Material for this task -
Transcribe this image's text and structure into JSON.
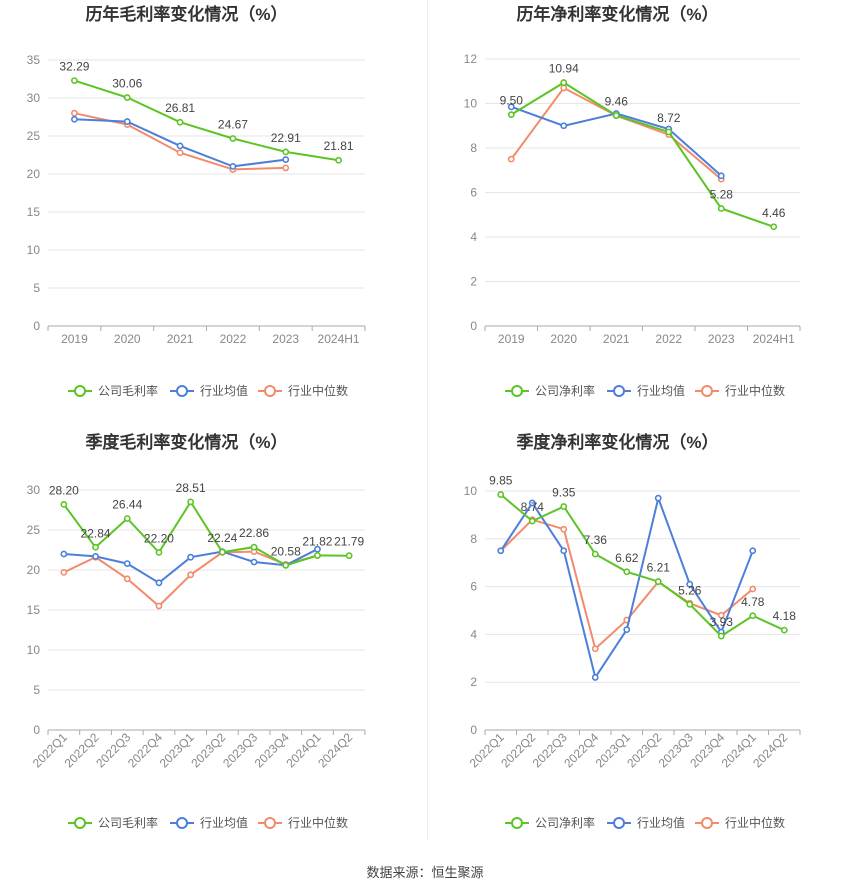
{
  "source_label": "数据来源：恒生聚源",
  "colors": {
    "company": "#5cc424",
    "avg": "#4c7edb",
    "median": "#f28b6b",
    "grid": "#e6e6e6",
    "axis": "#aaaaaa",
    "tick": "#888888",
    "label": "#444444",
    "title": "#333333"
  },
  "chart_data": [
    {
      "type": "line",
      "title": "历年毛利率变化情况（%）",
      "categories": [
        "2019",
        "2020",
        "2021",
        "2022",
        "2023",
        "2024H1"
      ],
      "ylim": [
        0,
        35
      ],
      "yticks": [
        0,
        5,
        10,
        15,
        20,
        25,
        30,
        35
      ],
      "legend_position": "bottom",
      "series": [
        {
          "name": "公司毛利率",
          "key": "company",
          "values": [
            32.29,
            30.06,
            26.81,
            24.67,
            22.91,
            21.81
          ],
          "labels": [
            "32.29",
            "30.06",
            "26.81",
            "24.67",
            "22.91",
            "21.81"
          ]
        },
        {
          "name": "行业均值",
          "key": "avg",
          "values": [
            27.2,
            26.9,
            23.7,
            21.0,
            21.9,
            null
          ]
        },
        {
          "name": "行业中位数",
          "key": "median",
          "values": [
            28.0,
            26.5,
            22.8,
            20.6,
            20.8,
            null
          ]
        }
      ]
    },
    {
      "type": "line",
      "title": "历年净利率变化情况（%）",
      "categories": [
        "2019",
        "2020",
        "2021",
        "2022",
        "2023",
        "2024H1"
      ],
      "ylim": [
        0,
        12
      ],
      "yticks": [
        0,
        2,
        4,
        6,
        8,
        10,
        12
      ],
      "legend_position": "bottom",
      "series": [
        {
          "name": "公司净利率",
          "key": "company",
          "values": [
            9.5,
            10.94,
            9.46,
            8.72,
            5.28,
            4.46
          ],
          "labels": [
            "9.50",
            "10.94",
            "9.46",
            "8.72",
            "5.28",
            "4.46"
          ]
        },
        {
          "name": "行业均值",
          "key": "avg",
          "values": [
            9.85,
            9.0,
            9.55,
            8.85,
            6.75,
            null
          ]
        },
        {
          "name": "行业中位数",
          "key": "median",
          "values": [
            7.5,
            10.7,
            9.45,
            8.6,
            6.6,
            null
          ]
        }
      ]
    },
    {
      "type": "line",
      "title": "季度毛利率变化情况（%）",
      "categories": [
        "2022Q1",
        "2022Q2",
        "2022Q3",
        "2022Q4",
        "2023Q1",
        "2023Q2",
        "2023Q3",
        "2023Q4",
        "2024Q1",
        "2024Q2"
      ],
      "rotate_ticks": true,
      "ylim": [
        0,
        30
      ],
      "yticks": [
        0,
        5,
        10,
        15,
        20,
        25,
        30
      ],
      "legend_position": "bottom",
      "series": [
        {
          "name": "公司毛利率",
          "key": "company",
          "values": [
            28.2,
            22.84,
            26.44,
            22.2,
            28.51,
            22.24,
            22.86,
            20.58,
            21.82,
            21.79
          ],
          "labels": [
            "28.20",
            "22.84",
            "26.44",
            "22.20",
            "28.51",
            "22.24",
            "22.86",
            "20.58",
            "21.82",
            "21.79"
          ]
        },
        {
          "name": "行业均值",
          "key": "avg",
          "values": [
            22.0,
            21.7,
            20.8,
            18.4,
            21.6,
            22.3,
            21.0,
            20.6,
            22.6,
            null
          ]
        },
        {
          "name": "行业中位数",
          "key": "median",
          "values": [
            19.7,
            21.6,
            18.9,
            15.5,
            19.4,
            22.2,
            22.3,
            20.7,
            21.8,
            null
          ]
        }
      ]
    },
    {
      "type": "line",
      "title": "季度净利率变化情况（%）",
      "categories": [
        "2022Q1",
        "2022Q2",
        "2022Q3",
        "2022Q4",
        "2023Q1",
        "2023Q2",
        "2023Q3",
        "2023Q4",
        "2024Q1",
        "2024Q2"
      ],
      "rotate_ticks": true,
      "ylim": [
        0,
        10
      ],
      "yticks": [
        0,
        2,
        4,
        6,
        8,
        10
      ],
      "legend_position": "bottom",
      "series": [
        {
          "name": "公司净利率",
          "key": "company",
          "values": [
            9.85,
            8.74,
            9.35,
            7.36,
            6.62,
            6.21,
            5.26,
            3.93,
            4.78,
            4.18
          ],
          "labels": [
            "9.85",
            "8.74",
            "9.35",
            "7.36",
            "6.62",
            "6.21",
            "5.26",
            "3.93",
            "4.78",
            "4.18"
          ]
        },
        {
          "name": "行业均值",
          "key": "avg",
          "values": [
            7.5,
            9.5,
            7.5,
            2.2,
            4.2,
            9.7,
            6.1,
            4.1,
            7.5,
            null
          ]
        },
        {
          "name": "行业中位数",
          "key": "median",
          "values": [
            7.5,
            8.8,
            8.4,
            3.4,
            4.6,
            6.2,
            5.3,
            4.8,
            5.9,
            null
          ]
        }
      ]
    }
  ]
}
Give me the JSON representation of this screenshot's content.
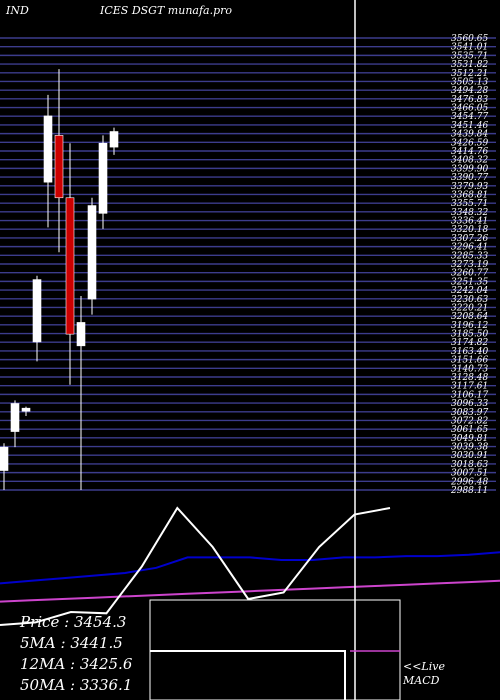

Problem to work on -
Your copy of the data should match it exactly, except that pictures are left out.

Result of this exercise -
Transcribe this image's text and structure into JSON.
{
  "source_label": "数据来源：恒生聚源",
  "colors": {
    "company": "#5cc424",
    "avg": "#4c7edb",
    "median": "#f28b6b",
    "grid": "#e6e6e6",
    "axis": "#aaaaaa",
    "tick": "#888888",
    "label": "#444444",
    "title": "#333333"
  },
  "chart_data": [
    {
      "type": "line",
      "title": "历年毛利率变化情况（%）",
      "categories": [
        "2019",
        "2020",
        "2021",
        "2022",
        "2023",
        "2024H1"
      ],
      "ylim": [
        0,
        35
      ],
      "yticks": [
        0,
        5,
        10,
        15,
        20,
        25,
        30,
        35
      ],
      "legend_position": "bottom",
      "series": [
        {
          "name": "公司毛利率",
          "key": "company",
          "values": [
            32.29,
            30.06,
            26.81,
            24.67,
            22.91,
            21.81
          ],
          "labels": [
            "32.29",
            "30.06",
            "26.81",
            "24.67",
            "22.91",
            "21.81"
          ]
        },
        {
          "name": "行业均值",
          "key": "avg",
          "values": [
            27.2,
            26.9,
            23.7,
            21.0,
            21.9,
            null
          ]
        },
        {
          "name": "行业中位数",
          "key": "median",
          "values": [
            28.0,
            26.5,
            22.8,
            20.6,
            20.8,
            null
          ]
        }
      ]
    },
    {
      "type": "line",
      "title": "历年净利率变化情况（%）",
      "categories": [
        "2019",
        "2020",
        "2021",
        "2022",
        "2023",
        "2024H1"
      ],
      "ylim": [
        0,
        12
      ],
      "yticks": [
        0,
        2,
        4,
        6,
        8,
        10,
        12
      ],
      "legend_position": "bottom",
      "series": [
        {
          "name": "公司净利率",
          "key": "company",
          "values": [
            9.5,
            10.94,
            9.46,
            8.72,
            5.28,
            4.46
          ],
          "labels": [
            "9.50",
            "10.94",
            "9.46",
            "8.72",
            "5.28",
            "4.46"
          ]
        },
        {
          "name": "行业均值",
          "key": "avg",
          "values": [
            9.85,
            9.0,
            9.55,
            8.85,
            6.75,
            null
          ]
        },
        {
          "name": "行业中位数",
          "key": "median",
          "values": [
            7.5,
            10.7,
            9.45,
            8.6,
            6.6,
            null
          ]
        }
      ]
    },
    {
      "type": "line",
      "title": "季度毛利率变化情况（%）",
      "categories": [
        "2022Q1",
        "2022Q2",
        "2022Q3",
        "2022Q4",
        "2023Q1",
        "2023Q2",
        "2023Q3",
        "2023Q4",
        "2024Q1",
        "2024Q2"
      ],
      "rotate_ticks": true,
      "ylim": [
        0,
        30
      ],
      "yticks": [
        0,
        5,
        10,
        15,
        20,
        25,
        30
      ],
      "legend_position": "bottom",
      "series": [
        {
          "name": "公司毛利率",
          "key": "company",
          "values": [
            28.2,
            22.84,
            26.44,
            22.2,
            28.51,
            22.24,
            22.86,
            20.58,
            21.82,
            21.79
          ],
          "labels": [
            "28.20",
            "22.84",
            "26.44",
            "22.20",
            "28.51",
            "22.24",
            "22.86",
            "20.58",
            "21.82",
            "21.79"
          ]
        },
        {
          "name": "行业均值",
          "key": "avg",
          "values": [
            22.0,
            21.7,
            20.8,
            18.4,
            21.6,
            22.3,
            21.0,
            20.6,
            22.6,
            null
          ]
        },
        {
          "name": "行业中位数",
          "key": "median",
          "values": [
            19.7,
            21.6,
            18.9,
            15.5,
            19.4,
            22.2,
            22.3,
            20.7,
            21.8,
            null
          ]
        }
      ]
    },
    {
      "type": "line",
      "title": "季度净利率变化情况（%）",
      "categories": [
        "2022Q1",
        "2022Q2",
        "2022Q3",
        "2022Q4",
        "2023Q1",
        "2023Q2",
        "2023Q3",
        "2023Q4",
        "2024Q1",
        "2024Q2"
      ],
      "rotate_ticks": true,
      "ylim": [
        0,
        10
      ],
      "yticks": [
        0,
        2,
        4,
        6,
        8,
        10
      ],
      "legend_position": "bottom",
      "series": [
        {
          "name": "公司净利率",
          "key": "company",
          "values": [
            9.85,
            8.74,
            9.35,
            7.36,
            6.62,
            6.21,
            5.26,
            3.93,
            4.78,
            4.18
          ],
          "labels": [
            "9.85",
            "8.74",
            "9.35",
            "7.36",
            "6.62",
            "6.21",
            "5.26",
            "3.93",
            "4.78",
            "4.18"
          ]
        },
        {
          "name": "行业均值",
          "key": "avg",
          "values": [
            7.5,
            9.5,
            7.5,
            2.2,
            4.2,
            9.7,
            6.1,
            4.1,
            7.5,
            null
          ]
        },
        {
          "name": "行业中位数",
          "key": "median",
          "values": [
            7.5,
            8.8,
            8.4,
            3.4,
            4.6,
            6.2,
            5.3,
            4.8,
            5.9,
            null
          ]
        }
      ]
    }
  ]
}
Give me the JSON representation of this screenshot's content.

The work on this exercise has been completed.